# [Aim 1]
Render the rows as a JSON list of strings, one string per line, from the first line of the rows up to and including the line containing "owner-text: Υπεύθυνος: ipapadim". Omit blank lines.

# [Selected text]
==============================
Go inside the worlds of art, fashion, design, and lifestyle.
The Sharjah Art Foundation hosted its annual March Meeting summit earlier this month around the theme “The Afterlives of the Postcolonial.” Each year, a critical topic in the art and cultural worlds is dissected through tailored talks, panels, and presentations, shedding light on the ideas, theories, and practices that shape it. For the 2022 edition, online and on-site lectures were held by artists, curators, activists, architects, scholars, and more to examine the past, present, and future legacies and ideas of postcolonialism. Whitewall was there to engage in this year’s programming and hear from changemakers that are questioning, continuing, and altering its narratives.
Encompassing challenges rooted in colonialism that have transformed the cultural and artistic worlds, the four days of mindful conversation at the Sharjah Institute of Theatrical Arts were joined by six new exhibitions across several spaces. Themes ranging from racism and reparation to climate change and structural inequalities dug below the social studies surface for a closer look at how indigeneity, sovereignty, and mass migration have impacted artifacts and surveillance, and both of their roles in society and art. New concepts that have emerged in educational settings in the last three or so decades were also discussed, such as intersectionality, coloniality, decoloniality, and gender identities.
==============================
# [Material for this exercise]
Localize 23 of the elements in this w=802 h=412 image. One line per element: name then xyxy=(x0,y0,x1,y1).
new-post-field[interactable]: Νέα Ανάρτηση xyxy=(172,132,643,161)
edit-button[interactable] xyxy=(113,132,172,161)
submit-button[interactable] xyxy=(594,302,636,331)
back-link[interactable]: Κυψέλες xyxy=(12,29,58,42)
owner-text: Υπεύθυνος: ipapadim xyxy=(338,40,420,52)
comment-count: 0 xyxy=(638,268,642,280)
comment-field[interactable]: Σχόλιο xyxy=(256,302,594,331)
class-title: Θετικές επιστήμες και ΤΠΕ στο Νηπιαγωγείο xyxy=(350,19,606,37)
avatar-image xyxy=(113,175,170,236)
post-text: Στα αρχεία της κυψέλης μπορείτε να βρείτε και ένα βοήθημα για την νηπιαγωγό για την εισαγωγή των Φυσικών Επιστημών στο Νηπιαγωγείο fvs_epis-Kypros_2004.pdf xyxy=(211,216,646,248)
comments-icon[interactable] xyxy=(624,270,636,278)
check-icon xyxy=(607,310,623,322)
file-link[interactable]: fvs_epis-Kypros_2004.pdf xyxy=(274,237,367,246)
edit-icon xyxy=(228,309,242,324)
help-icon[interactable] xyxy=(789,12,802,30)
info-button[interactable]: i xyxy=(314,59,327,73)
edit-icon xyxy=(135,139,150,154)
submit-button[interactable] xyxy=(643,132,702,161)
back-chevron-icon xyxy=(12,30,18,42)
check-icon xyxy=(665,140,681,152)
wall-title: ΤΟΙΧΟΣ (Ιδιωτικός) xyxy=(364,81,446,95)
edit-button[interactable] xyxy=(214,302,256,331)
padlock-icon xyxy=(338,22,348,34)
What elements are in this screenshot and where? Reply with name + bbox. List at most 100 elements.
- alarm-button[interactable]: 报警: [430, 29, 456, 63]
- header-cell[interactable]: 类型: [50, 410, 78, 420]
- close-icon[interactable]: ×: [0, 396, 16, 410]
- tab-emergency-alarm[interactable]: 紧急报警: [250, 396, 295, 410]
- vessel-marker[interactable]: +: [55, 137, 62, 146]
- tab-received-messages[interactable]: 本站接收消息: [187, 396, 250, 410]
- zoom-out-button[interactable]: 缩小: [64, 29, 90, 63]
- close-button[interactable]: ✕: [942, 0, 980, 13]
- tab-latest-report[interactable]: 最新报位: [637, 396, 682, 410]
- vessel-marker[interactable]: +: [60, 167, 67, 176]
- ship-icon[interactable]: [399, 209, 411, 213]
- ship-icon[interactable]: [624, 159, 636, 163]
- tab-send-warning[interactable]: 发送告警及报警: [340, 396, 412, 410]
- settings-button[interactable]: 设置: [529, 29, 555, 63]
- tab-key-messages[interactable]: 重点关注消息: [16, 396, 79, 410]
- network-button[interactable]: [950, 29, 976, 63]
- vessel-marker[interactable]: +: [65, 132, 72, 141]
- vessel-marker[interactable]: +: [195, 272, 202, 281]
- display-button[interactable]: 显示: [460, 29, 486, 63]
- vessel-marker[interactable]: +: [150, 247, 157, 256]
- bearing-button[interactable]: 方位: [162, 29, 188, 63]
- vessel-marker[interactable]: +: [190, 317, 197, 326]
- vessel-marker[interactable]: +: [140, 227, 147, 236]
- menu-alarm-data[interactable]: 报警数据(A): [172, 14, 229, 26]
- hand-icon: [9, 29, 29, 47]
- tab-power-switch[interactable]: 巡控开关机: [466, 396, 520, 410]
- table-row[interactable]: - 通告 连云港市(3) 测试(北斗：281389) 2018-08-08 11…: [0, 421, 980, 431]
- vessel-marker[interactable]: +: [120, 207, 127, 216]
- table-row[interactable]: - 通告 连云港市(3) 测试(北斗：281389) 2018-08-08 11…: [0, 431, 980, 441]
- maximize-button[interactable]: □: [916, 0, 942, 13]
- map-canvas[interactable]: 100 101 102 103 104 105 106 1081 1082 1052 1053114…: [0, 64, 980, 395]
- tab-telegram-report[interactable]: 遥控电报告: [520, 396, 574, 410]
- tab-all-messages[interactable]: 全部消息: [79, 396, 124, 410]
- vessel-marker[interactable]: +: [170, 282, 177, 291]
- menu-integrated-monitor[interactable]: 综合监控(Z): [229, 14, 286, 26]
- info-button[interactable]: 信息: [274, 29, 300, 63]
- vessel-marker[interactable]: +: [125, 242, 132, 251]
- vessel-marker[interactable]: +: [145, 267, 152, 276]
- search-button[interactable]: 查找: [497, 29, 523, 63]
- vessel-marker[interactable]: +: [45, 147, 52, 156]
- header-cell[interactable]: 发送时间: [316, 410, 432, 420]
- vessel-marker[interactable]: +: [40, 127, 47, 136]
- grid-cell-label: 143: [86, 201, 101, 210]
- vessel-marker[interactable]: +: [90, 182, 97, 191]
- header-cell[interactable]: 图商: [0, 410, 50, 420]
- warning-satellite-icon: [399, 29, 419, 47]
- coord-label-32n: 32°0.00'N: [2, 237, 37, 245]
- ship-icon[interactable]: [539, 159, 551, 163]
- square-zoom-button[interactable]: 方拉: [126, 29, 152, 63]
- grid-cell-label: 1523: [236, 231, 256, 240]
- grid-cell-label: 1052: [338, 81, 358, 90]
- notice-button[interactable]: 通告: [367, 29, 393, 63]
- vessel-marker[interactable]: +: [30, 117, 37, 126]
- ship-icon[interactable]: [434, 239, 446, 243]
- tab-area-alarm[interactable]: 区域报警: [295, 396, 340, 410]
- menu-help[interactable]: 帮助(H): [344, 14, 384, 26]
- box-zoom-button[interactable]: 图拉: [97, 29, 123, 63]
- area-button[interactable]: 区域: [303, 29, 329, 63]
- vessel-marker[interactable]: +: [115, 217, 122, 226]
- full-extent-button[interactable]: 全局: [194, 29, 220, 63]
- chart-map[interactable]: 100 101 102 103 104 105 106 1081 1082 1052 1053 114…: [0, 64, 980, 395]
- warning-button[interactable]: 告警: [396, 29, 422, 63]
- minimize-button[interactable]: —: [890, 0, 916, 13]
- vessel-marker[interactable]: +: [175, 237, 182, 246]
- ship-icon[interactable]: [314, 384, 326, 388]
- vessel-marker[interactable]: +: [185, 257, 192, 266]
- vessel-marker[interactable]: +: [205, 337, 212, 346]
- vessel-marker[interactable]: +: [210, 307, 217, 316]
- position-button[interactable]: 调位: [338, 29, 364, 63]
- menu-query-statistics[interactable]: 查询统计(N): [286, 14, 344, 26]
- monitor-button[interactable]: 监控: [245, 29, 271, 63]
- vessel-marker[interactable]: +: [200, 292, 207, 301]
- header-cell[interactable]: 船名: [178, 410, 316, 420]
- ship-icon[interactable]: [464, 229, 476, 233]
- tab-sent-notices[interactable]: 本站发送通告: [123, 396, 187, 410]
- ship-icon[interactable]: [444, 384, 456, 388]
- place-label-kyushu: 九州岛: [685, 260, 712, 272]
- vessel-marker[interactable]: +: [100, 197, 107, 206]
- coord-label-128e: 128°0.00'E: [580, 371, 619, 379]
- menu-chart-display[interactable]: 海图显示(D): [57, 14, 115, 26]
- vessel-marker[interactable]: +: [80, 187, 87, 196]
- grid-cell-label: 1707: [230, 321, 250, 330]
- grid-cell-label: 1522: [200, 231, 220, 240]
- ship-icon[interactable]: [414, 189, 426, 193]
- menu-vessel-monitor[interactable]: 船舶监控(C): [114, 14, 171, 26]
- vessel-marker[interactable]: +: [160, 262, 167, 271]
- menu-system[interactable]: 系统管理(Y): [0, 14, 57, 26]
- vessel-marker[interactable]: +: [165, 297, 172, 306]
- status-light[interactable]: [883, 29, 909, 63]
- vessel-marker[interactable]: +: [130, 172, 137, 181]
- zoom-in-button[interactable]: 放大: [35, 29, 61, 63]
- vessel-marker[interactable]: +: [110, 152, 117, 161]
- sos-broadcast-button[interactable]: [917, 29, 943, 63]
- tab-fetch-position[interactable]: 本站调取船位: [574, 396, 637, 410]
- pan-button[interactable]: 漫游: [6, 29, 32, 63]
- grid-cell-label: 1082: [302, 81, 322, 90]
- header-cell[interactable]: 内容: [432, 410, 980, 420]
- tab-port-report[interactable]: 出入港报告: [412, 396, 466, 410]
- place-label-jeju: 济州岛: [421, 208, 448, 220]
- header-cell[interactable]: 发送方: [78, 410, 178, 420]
==============================
# [Aim 2]
Answer these questions from the article on the March Meeting:
(a) What theme was the summit organized around?
(b) Where were the four days of conversation held?
(c) How many new exhibitions accompanied the conversations?

# [Output 1]
[
  "Localize 23 of the elements in this w=802 h=412 image. One line per element: name then xyxy=(x0,y0,x1,y1).",
  "new-post-field[interactable]: Νέα Ανάρτηση xyxy=(172,132,643,161)",
  "edit-button[interactable] xyxy=(113,132,172,161)",
  "submit-button[interactable] xyxy=(594,302,636,331)",
  "back-link[interactable]: Κυψέλες xyxy=(12,29,58,42)",
  "owner-text: Υπεύθυνος: ipapadim xyxy=(338,40,420,52)"
]

# [Output 2]
(a) “The Afterlives of the Postcolonial.”
(b) At the Sharjah Institute of Theatrical Arts.
(c) Six.